■ **What is asked**:
Extract from the listing each line in which the word "서버설정" appears.

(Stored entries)
......

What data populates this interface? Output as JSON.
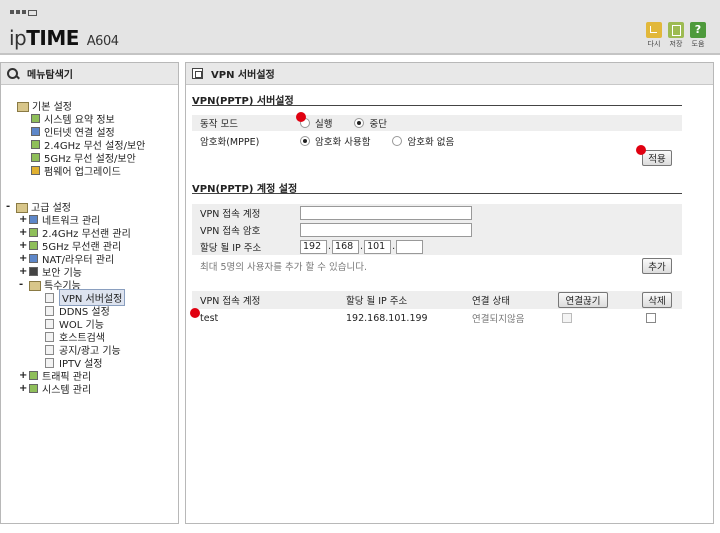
{
  "header": {
    "brand_light": "ip",
    "brand_bold": "TIME",
    "model": "A604",
    "icons": [
      {
        "name": "refresh-icon",
        "label": "다시"
      },
      {
        "name": "save-icon",
        "label": "저장"
      },
      {
        "name": "help-icon",
        "label": "도움",
        "glyph": "?"
      }
    ]
  },
  "sidebar": {
    "title": "메뉴탐색기",
    "basic": {
      "label": "기본 설정",
      "items": [
        "시스템 요약 정보",
        "인터넷 연결 설정",
        "2.4GHz 무선 설정/보안",
        "5GHz 무선 설정/보안",
        "펌웨어 업그레이드"
      ]
    },
    "advanced": {
      "label": "고급 설정",
      "items": [
        "네트워크 관리",
        "2.4GHz 무선랜 관리",
        "5GHz 무선랜 관리",
        "NAT/라우터 관리",
        "보안 기능",
        "특수기능"
      ],
      "special_items": [
        "VPN 서버설정",
        "DDNS 설정",
        "WOL 기능",
        "호스트검색",
        "공지/광고 기능",
        "IPTV 설정"
      ],
      "after_items": [
        "트래픽 관리",
        "시스템 관리"
      ],
      "expand_plus": "+",
      "expand_minus": "-"
    }
  },
  "main": {
    "title": "VPN 서버설정",
    "server_section": {
      "title": "VPN(PPTP) 서버설정",
      "mode_label": "동작 모드",
      "mode_run": "실행",
      "mode_stop": "중단",
      "mode_selected": "중단",
      "enc_label": "암호화(MPPE)",
      "enc_use": "암호화 사용함",
      "enc_none": "암호화 없음",
      "enc_selected": "암호화 사용함",
      "apply_button": "적용"
    },
    "account_section": {
      "title": "VPN(PPTP) 계정 설정",
      "account_label": "VPN 접속 계정",
      "account_value": "",
      "password_label": "VPN 접속 암호",
      "password_value": "",
      "ip_label": "할당 될 IP 주소",
      "ip": [
        "192",
        "168",
        "101",
        ""
      ],
      "note": "최대 5명의 사용자를 추가 할 수 있습니다.",
      "add_button": "추가"
    },
    "table": {
      "headers": [
        "VPN 접속 계정",
        "할당 될 IP 주소",
        "연결 상태"
      ],
      "disconnect_button": "연결끊기",
      "delete_button": "삭제",
      "rows": [
        {
          "account": "test",
          "ip": "192.168.101.199",
          "status": "연결되지않음"
        }
      ]
    }
  },
  "colors": {
    "marker": "#e00010",
    "header_bg": "#e4e4e4"
  }
}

......

■ **Solution to the problem**:
        "VPN 서버설정",
    "title": "VPN 서버설정",
      "title": "VPN(PPTP) 서버설정",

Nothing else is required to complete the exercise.